#### Text excerpt:
****************************************
Danny Kelly, a schoolboy from Melbourne’s unfashionable northern suburbs has been awarded a swimming scholarship at one of the top private schools. He’s an outsider, but once he beats the rich kids in the pool he finds himself welcomed by those who had first given him the cold shoulder. He is christened Barracuda in recognition not only of his swimming talent but also his pugnacious attitude. The school swimming coach, Frank Torma, offers personal training twice a day and entertains the elite swimmers at his house, buying in the best pizzas they will ever eat. Danny’s future is already written.

For a moment, we could be forgiven for imagining ourselves in a Chris Cleave novel.
****************************************
Element boundary entries
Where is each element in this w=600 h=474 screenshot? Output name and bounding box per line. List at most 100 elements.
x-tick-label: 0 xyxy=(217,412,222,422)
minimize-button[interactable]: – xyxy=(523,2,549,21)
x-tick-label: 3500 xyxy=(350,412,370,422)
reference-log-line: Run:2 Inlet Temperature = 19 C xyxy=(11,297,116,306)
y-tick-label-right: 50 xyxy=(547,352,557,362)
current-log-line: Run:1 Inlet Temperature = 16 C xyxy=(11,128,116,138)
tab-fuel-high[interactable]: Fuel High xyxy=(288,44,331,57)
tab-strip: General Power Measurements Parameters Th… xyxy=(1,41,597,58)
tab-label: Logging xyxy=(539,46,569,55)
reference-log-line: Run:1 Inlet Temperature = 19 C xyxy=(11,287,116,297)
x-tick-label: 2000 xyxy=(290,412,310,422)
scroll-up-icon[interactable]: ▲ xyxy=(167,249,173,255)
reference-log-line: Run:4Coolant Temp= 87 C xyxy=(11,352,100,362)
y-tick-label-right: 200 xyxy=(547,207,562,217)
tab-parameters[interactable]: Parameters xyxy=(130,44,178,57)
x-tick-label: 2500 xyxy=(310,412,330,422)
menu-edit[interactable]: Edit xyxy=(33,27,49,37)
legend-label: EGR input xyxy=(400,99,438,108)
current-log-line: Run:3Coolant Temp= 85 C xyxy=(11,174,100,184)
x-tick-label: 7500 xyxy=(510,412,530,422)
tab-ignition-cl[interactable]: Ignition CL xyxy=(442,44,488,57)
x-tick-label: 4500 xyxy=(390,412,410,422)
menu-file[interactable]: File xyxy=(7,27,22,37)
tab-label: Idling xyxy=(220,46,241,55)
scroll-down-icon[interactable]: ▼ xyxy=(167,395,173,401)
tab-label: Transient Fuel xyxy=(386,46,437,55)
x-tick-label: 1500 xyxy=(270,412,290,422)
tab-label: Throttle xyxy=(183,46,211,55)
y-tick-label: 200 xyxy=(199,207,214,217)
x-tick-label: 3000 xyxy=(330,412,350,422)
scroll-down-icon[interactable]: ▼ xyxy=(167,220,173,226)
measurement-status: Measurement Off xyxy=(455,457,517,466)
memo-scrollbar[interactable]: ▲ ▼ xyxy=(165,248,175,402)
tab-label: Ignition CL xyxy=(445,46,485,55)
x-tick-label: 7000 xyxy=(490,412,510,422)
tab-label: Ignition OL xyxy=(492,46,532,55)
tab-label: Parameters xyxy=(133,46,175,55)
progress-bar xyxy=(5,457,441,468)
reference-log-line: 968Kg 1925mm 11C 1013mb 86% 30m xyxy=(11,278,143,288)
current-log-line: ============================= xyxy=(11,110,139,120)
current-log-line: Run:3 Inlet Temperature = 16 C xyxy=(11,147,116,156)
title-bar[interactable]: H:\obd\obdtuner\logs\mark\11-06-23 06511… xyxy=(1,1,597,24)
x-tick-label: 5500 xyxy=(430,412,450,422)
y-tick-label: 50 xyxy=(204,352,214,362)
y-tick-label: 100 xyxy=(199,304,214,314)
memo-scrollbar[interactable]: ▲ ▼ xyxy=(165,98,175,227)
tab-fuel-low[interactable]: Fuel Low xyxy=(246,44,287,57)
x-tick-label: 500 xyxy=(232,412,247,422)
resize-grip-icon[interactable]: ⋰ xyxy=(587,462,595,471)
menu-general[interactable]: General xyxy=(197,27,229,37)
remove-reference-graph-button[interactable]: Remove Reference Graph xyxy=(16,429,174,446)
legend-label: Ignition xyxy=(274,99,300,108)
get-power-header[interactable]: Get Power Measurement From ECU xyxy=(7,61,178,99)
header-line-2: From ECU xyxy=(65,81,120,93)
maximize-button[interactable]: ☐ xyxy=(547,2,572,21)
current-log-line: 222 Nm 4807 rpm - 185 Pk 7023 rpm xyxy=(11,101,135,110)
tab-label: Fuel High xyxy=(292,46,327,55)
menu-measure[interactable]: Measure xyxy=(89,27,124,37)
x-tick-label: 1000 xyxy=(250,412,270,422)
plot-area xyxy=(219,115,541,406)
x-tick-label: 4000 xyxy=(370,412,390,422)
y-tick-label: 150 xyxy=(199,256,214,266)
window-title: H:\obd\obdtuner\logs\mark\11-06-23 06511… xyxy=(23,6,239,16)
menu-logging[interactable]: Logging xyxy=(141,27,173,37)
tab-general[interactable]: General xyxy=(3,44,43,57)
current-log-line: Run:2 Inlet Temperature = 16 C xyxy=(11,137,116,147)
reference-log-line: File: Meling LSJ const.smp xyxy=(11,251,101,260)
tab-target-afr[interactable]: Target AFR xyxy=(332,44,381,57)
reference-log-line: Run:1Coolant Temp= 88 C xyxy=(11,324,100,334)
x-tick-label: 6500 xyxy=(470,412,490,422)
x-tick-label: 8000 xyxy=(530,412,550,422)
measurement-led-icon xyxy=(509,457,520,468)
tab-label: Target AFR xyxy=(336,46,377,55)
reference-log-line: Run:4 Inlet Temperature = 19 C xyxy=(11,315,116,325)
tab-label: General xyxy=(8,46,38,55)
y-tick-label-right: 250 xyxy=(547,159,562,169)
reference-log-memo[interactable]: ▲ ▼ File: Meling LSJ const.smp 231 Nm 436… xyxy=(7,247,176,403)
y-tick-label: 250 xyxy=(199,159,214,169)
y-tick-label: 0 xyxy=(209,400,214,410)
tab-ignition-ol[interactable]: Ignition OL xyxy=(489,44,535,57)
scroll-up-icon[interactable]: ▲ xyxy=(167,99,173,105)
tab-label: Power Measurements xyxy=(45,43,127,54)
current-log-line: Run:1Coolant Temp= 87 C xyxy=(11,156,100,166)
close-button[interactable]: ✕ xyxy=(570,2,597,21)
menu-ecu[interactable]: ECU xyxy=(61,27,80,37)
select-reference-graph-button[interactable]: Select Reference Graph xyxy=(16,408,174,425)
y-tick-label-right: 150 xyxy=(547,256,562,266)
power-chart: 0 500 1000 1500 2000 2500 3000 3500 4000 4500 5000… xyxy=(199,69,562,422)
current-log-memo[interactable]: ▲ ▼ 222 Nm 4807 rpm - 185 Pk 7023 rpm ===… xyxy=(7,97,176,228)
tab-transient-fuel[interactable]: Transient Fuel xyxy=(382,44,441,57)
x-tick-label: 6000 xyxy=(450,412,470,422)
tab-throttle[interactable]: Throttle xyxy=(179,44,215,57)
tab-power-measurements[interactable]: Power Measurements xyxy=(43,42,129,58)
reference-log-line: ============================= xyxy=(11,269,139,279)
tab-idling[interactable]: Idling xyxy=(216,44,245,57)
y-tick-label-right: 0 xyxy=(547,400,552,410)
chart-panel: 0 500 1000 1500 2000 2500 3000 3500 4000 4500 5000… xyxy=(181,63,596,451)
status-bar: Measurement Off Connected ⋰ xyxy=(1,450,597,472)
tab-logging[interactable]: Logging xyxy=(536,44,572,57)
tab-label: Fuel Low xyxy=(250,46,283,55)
****************************************
#### What is asked:
1: Can you rename "Inlet Temperature" to "Intake Temperature" in the entries, from their start through the line containing "y-tick-label-right: 50 xyxy=(547,352,557,362)", and give those lines back with nothing else changed?
2: How would you continue the piece about the scholarship swimmer from where it stops?
The text and the entries were taken from unrelated sources.

#### Answers below:
1:
Where is each element in this w=600 h=474 screenshot? Output name and bounding box per line. List at most 100 elements.
x-tick-label: 0 xyxy=(217,412,222,422)
minimize-button[interactable]: – xyxy=(523,2,549,21)
x-tick-label: 3500 xyxy=(350,412,370,422)
reference-log-line: Run:2 Intake Temperature = 19 C xyxy=(11,297,116,306)
y-tick-label-right: 50 xyxy=(547,352,557,362)

2:
But, as each chapter progresses relentlessly forward from 1994 to the present day, the chapters have little codas in which time starts now and works backwards. After a couple of chapters, it becomes clear that there is a disconnect between the anticipated future and reality. There is one chapter, at the end of Part One, where the unwinding future narrative and the forward paced main narrative pass one another. That is the opening ceremony of the 2000 Sydney Olympics, the moment Danny and coach Torma had been planning for…

As in The Slap, Christos Tsiolkas shows us the seamy, venal, unsympathetic face of modern Melbourne. It’s back in Barracuda – the bigoted, blinkered views are on display in abundance. There’s the Jehovah’s witnesses; the chip-on-the-shoulder working class Scot; the grand old lady; the gay lover; the Turkish tomboy; and Frank Torma, the sports mad Slav. Danny is selfish and whingey; he sees others purely in terms of what they can – or won’t – do for him. Danny does change through the course of the novel, and we come to reappraise a number of the characters. We start to see human sides behind the veneer, but it doesn’t totally excuse the behaviour.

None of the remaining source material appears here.